Transcribe each line exactly.

--- start of Records provided ---

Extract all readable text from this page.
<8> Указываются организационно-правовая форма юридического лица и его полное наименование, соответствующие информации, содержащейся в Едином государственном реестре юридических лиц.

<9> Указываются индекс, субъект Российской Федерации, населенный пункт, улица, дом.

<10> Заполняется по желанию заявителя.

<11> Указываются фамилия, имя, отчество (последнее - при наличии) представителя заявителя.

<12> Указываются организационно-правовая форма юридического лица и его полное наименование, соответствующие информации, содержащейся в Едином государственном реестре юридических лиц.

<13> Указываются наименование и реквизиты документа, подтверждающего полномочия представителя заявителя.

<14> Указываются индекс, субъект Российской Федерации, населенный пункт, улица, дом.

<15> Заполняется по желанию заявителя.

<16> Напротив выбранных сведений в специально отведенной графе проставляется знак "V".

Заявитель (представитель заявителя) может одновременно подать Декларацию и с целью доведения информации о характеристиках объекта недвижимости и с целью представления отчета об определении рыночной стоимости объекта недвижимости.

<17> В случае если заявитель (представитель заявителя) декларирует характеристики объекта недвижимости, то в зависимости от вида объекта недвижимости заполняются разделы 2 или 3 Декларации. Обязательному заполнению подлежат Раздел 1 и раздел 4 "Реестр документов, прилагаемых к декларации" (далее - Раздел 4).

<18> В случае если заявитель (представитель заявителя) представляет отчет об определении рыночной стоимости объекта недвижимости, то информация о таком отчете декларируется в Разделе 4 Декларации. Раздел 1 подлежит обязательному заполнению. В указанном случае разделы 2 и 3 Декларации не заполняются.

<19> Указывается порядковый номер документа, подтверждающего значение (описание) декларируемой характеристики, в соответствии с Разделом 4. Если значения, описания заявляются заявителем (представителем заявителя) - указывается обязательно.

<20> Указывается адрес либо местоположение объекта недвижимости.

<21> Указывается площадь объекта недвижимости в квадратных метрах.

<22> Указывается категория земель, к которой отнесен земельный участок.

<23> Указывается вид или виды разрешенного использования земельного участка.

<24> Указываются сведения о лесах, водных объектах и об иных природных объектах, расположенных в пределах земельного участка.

--- end of Records provided ---

• _Exercise output_:
Extract all readable text from this page.
<8> Указываются организационно-правовая форма юридического лица и его полное наименование, соответствующие информации, содержащейся в Едином государственном реестре юридических лиц.

<9> Указываются индекс, субъект Российской Федерации, населенный пункт, улица, дом.

<10> Заполняется по желанию заявителя.

<11> Указываются фамилия, имя, отчество (последнее - при наличии) представителя заявителя.

<12> Указываются организационно-правовая форма юридического лица и его полное наименование, соответствующие информации, содержащейся в Едином государственном реестре юридических лиц.

<13> Указываются наименование и реквизиты документа, подтверждающего полномочия представителя заявителя.

<14> Указываются индекс, субъект Российской Федерации, населенный пункт, улица, дом.

<15> Заполняется по желанию заявителя.

<16> Напротив выбранных сведений в специально отведенной графе проставляется знак "V".

Заявитель (представитель заявителя) может одновременно подать Декларацию и с целью доведения информации о характеристиках объекта недвижимости и с целью представления отчета об определении рыночной стоимости объекта недвижимости.

<17> В случае если заявитель (представитель заявителя) декларирует характеристики объекта недвижимости, то в зависимости от вида объекта недвижимости заполняются разделы 2 или 3 Декларации. Обязательному заполнению подлежат Раздел 1 и раздел 4 "Реестр документов, прилагаемых к декларации" (далее - Раздел 4).

<18> В случае если заявитель (представитель заявителя) представляет отчет об определении рыночной стоимости объекта недвижимости, то информация о таком отчете декларируется в Разделе 4 Декларации. Раздел 1 подлежит обязательному заполнению. В указанном случае разделы 2 и 3 Декларации не заполняются.

<19> Указывается порядковый номер документа, подтверждающего значение (описание) декларируемой характеристики, в соответствии с Разделом 4. Если значения, описания заявляются заявителем (представителем заявителя) - указывается обязательно.

<20> Указывается адрес либо местоположение объекта недвижимости.

<21> Указывается площадь объекта недвижимости в квадратных метрах.

<22> Указывается категория земель, к которой отнесен земельный участок.

<23> Указывается вид или виды разрешенного использования земельного участка.

<24> Указываются сведения о лесах, водных объектах и об иных природных объектах, расположенных в пределах земельного участка.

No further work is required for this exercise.